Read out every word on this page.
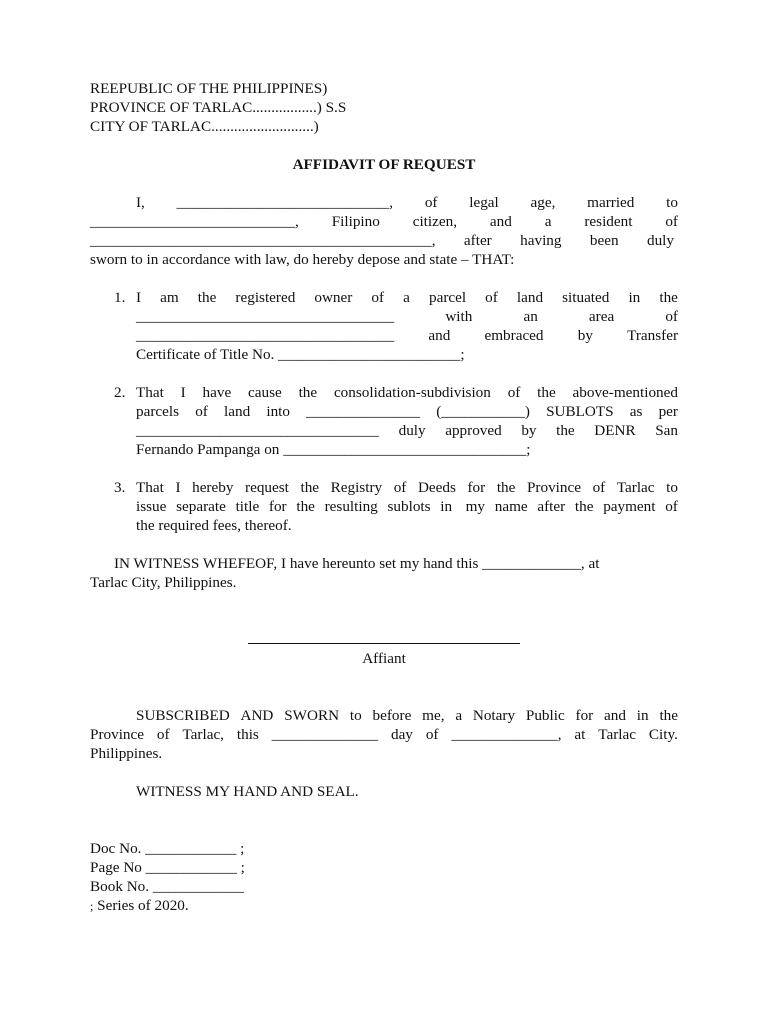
REEPUBLIC OF THE PHILIPPINES)
PROVINCE OF TARLAC.................) S.S
CITY OF TARLAC...........................)
AFFIDAVIT OF REQUEST
I, ____________________________, of legal age, married to
___________________________, Filipino citizen, and a resident of
_____________________________________________, after having been duly
sworn to in accordance with law, do hereby depose and state – THAT:
1. I am the registered owner of a parcel of land situated in the
__________________________________	with	an	area	of
__________________________________ and embraced by Transfer
Certificate of Title No. ________________________;
2. That I have cause the consolidation-subdivision of the above-mentioned
parcels of land into _______________ (___________) SUBLOTS as per
________________________________ duly approved by the DENR San
Fernando Pampanga on ________________________________;
3. That I hereby request the Registry of Deeds for the Province of Tarlac to
issue separate title for the resulting sublots in my name after the payment of
the required fees, thereof.
IN WITNESS WHEFEOF, I have hereunto set my hand this _____________, at
Tarlac City, Philippines.
Affiant
SUBSCRIBED AND SWORN to before me, a Notary Public for and in the
Province of Tarlac, this ______________ day of ______________, at Tarlac City.
Philippines.
WITNESS MY HAND AND SEAL.
Doc No. ____________ ;
Page No ____________ ;
Book No. ____________
; Series of 2020.
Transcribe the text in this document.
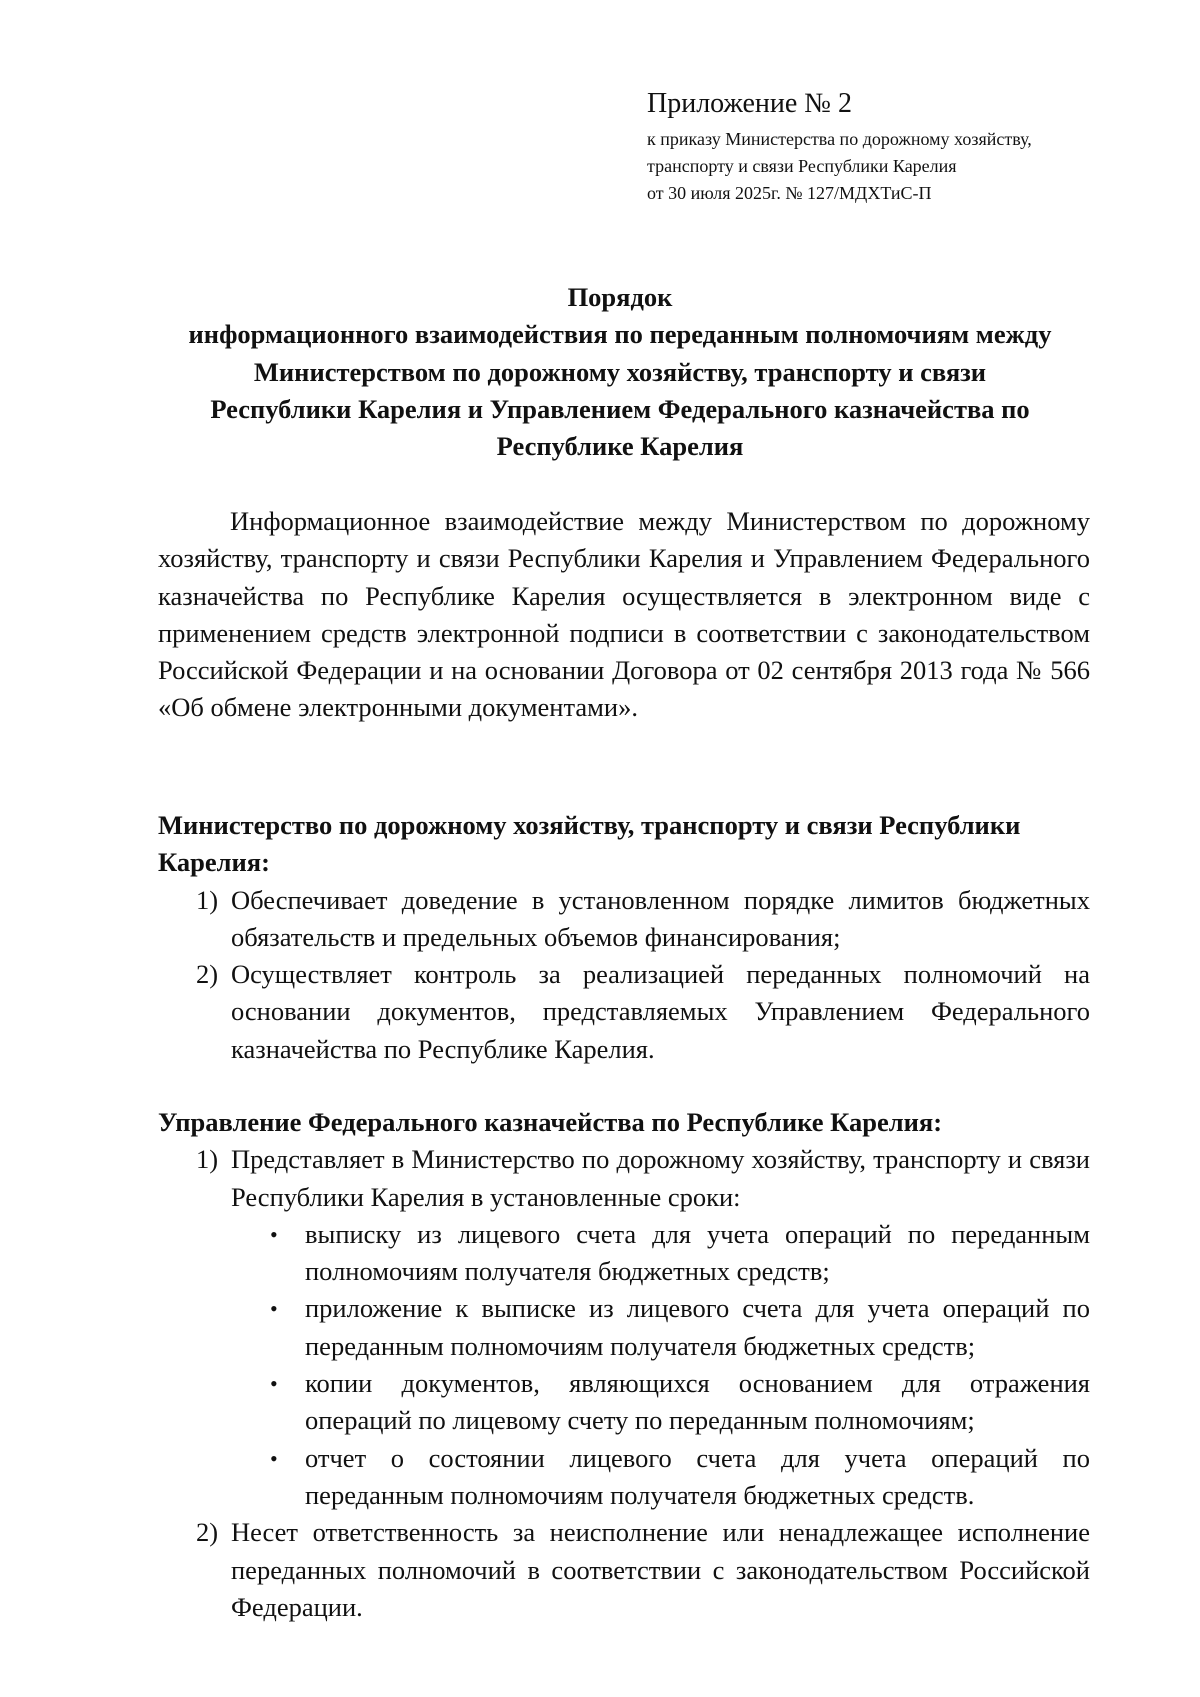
Приложение № 2
к приказу Министерства по дорожному хозяйству,
транспорту и связи Республики Карелия
от 30 июля 2025г. № 127/МДХТиС-П
Порядок
информационного взаимодействия по переданным полномочиям между
Министерством по дорожному хозяйству, транспорту и связи
Республики Карелия и Управлением Федерального казначейства по
Республике Карелия

Информационное взаимодействие между Министерством по дорожному хозяйству, транспорту и связи Республики Карелия и Управлением Федерального казначейства по Республике Карелия осуществляется в электронном виде с применением средств электронной подписи в соответствии с законодательством Российской Федерации и на основании Договора от 02 сентября 2013 года № 566 «Об обмене электронными документами».

Министерство по дорожному хозяйству, транспорту и связи Республики Карелия:

1) Обеспечивает доведение в установленном порядке лимитов бюджетных обязательств и предельных объемов финансирования;
2) Осуществляет контроль за реализацией переданных полномочий на основании документов, представляемых Управлением Федерального казначейства по Республике Карелия.

Управление Федерального казначейства по Республике Карелия:

1) Представляет в Министерство по дорожному хозяйству, транспорту и связи Республики Карелия в установленные сроки:
• выписку из лицевого счета для учета операций по переданным полномочиям получателя бюджетных средств;
• приложение к выписке из лицевого счета для учета операций по переданным полномочиям получателя бюджетных средств;
• копии документов, являющихся основанием для отражения операций по лицевому счету по переданным полномочиям;
• отчет о состоянии лицевого счета для учета операций по переданным полномочиям получателя бюджетных средств.
2) Несет ответственность за неисполнение или ненадлежащее исполнение переданных полномочий в соответствии с законодательством Российской Федерации.
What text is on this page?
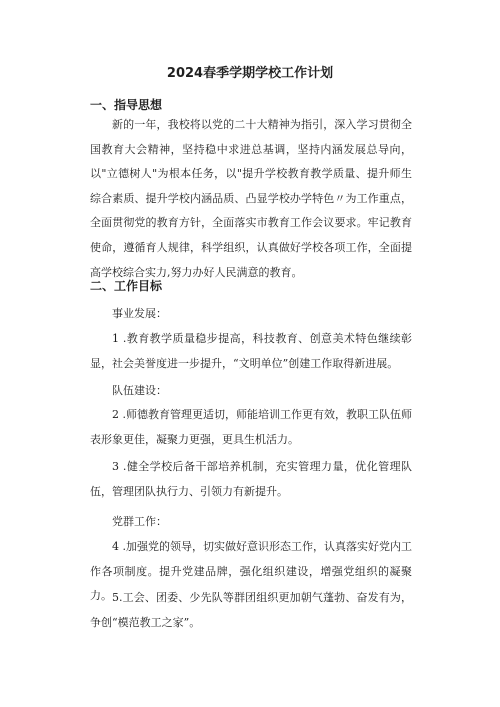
2024春季学期学校工作计划
一、指导思想

新的一年，我校将以党的二十大精神为指引，深入学习贯彻全国教育大会精神，坚持稳中求进总基调，坚持内涵发展总导向，以"立德树人"为根本任务，以"提升学校教育教学质量、提升师生综合素质、提升学校内涵品质、凸显学校办学特色〃为工作重点，全面贯彻党的教育方针，全面落实市教育工作会议要求。牢记教育使命，遵循育人规律，科学组织，认真做好学校各项工作，全面提高学校综合实力,努力办好人民满意的教育。

二、工作目标
事业发展：

1 .教育教学质量稳步提高，科技教育、创意美术特色继续彰显，社会美誉度进一步提升，“文明单位”创建工作取得新进展。

队伍建设：

2 .师德教育管理更适切，师能培训工作更有效，教职工队伍师表形象更佳，凝聚力更强，更具生机活力。

3 .健全学校后备干部培养机制，充实管理力量，优化管理队伍，管理团队执行力、引领力有新提升。

党群工作：

4 .加强党的领导，切实做好意识形态工作，认真落实好党内工作各项制度。提升党建品牌，强化组织建设，增强党组织的凝聚力。 5.工会、团委、少先队等群团组织更加朝气蓬勃、奋发有为，争创“模范教工之家”。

*-*-*

WHAT THE TASK REQUIRES: Transcribe the records word for word and include no pictures.

SOLUTION TO THIS PROBLEM:
Read out every word on this page.
REEPUBLIC OF THE PHILIPPINES)
PROVINCE OF TARLAC.................) S.S
CITY OF TARLAC...........................)
AFFIDAVIT OF REQUEST
I, ____________________________, of legal age, married to
___________________________, Filipino citizen, and a resident of
_____________________________________________, after having been duly
sworn to in accordance with law, do hereby depose and state – THAT:
1. I am the registered owner of a parcel of land situated in the
__________________________________	with	an	area	of
__________________________________ and embraced by Transfer
Certificate of Title No. ________________________;
2. That I have cause the consolidation-subdivision of the above-mentioned
parcels of land into _______________ (___________) SUBLOTS as per
________________________________ duly approved by the DENR San
Fernando Pampanga on ________________________________;
3. That I hereby request the Registry of Deeds for the Province of Tarlac to
issue separate title for the resulting sublots in my name after the payment of
the required fees, thereof.
IN WITNESS WHEFEOF, I have hereunto set my hand this _____________, at
Tarlac City, Philippines.
Affiant
SUBSCRIBED AND SWORN to before me, a Notary Public for and in the
Province of Tarlac, this ______________ day of ______________, at Tarlac City.
Philippines.
WITNESS MY HAND AND SEAL.
Doc No. ____________ ;
Page No ____________ ;
Book No. ____________
; Series of 2020.
Transcribe the text in this document.
Приложение № 2
к приказу Министерства по дорожному хозяйству,
транспорту и связи Республики Карелия
от 30 июля 2025г. № 127/МДХТиС-П
Порядок
информационного взаимодействия по переданным полномочиям между
Министерством по дорожному хозяйству, транспорту и связи
Республики Карелия и Управлением Федерального казначейства по
Республике Карелия

Информационное взаимодействие между Министерством по дорожному хозяйству, транспорту и связи Республики Карелия и Управлением Федерального казначейства по Республике Карелия осуществляется в электронном виде с применением средств электронной подписи в соответствии с законодательством Российской Федерации и на основании Договора от 02 сентября 2013 года № 566 «Об обмене электронными документами».

Министерство по дорожному хозяйству, транспорту и связи Республики Карелия:

1) Обеспечивает доведение в установленном порядке лимитов бюджетных обязательств и предельных объемов финансирования;
2) Осуществляет контроль за реализацией переданных полномочий на основании документов, представляемых Управлением Федерального казначейства по Республике Карелия.

Управление Федерального казначейства по Республике Карелия:

1) Представляет в Министерство по дорожному хозяйству, транспорту и связи Республики Карелия в установленные сроки:
• выписку из лицевого счета для учета операций по переданным полномочиям получателя бюджетных средств;
• приложение к выписке из лицевого счета для учета операций по переданным полномочиям получателя бюджетных средств;
• копии документов, являющихся основанием для отражения операций по лицевому счету по переданным полномочиям;
• отчет о состоянии лицевого счета для учета операций по переданным полномочиям получателя бюджетных средств.
2) Несет ответственность за неисполнение или ненадлежащее исполнение переданных полномочий в соответствии с законодательством Российской Федерации.
What text is on this page?
2024春季学期学校工作计划
一、指导思想

新的一年，我校将以党的二十大精神为指引，深入学习贯彻全国教育大会精神，坚持稳中求进总基调，坚持内涵发展总导向，以"立德树人"为根本任务，以"提升学校教育教学质量、提升师生综合素质、提升学校内涵品质、凸显学校办学特色〃为工作重点，全面贯彻党的教育方针，全面落实市教育工作会议要求。牢记教育使命，遵循育人规律，科学组织，认真做好学校各项工作，全面提高学校综合实力,努力办好人民满意的教育。

二、工作目标
事业发展：

1 .教育教学质量稳步提高，科技教育、创意美术特色继续彰显，社会美誉度进一步提升，“文明单位”创建工作取得新进展。

队伍建设：

2 .师德教育管理更适切，师能培训工作更有效，教职工队伍师表形象更佳，凝聚力更强，更具生机活力。

3 .健全学校后备干部培养机制，充实管理力量，优化管理队伍，管理团队执行力、引领力有新提升。

党群工作：

4 .加强党的领导，切实做好意识形态工作，认真落实好党内工作各项制度。提升党建品牌，强化组织建设，增强党组织的凝聚力。 5.工会、团委、少先队等群团组织更加朝气蓬勃、奋发有为，争创“模范教工之家”。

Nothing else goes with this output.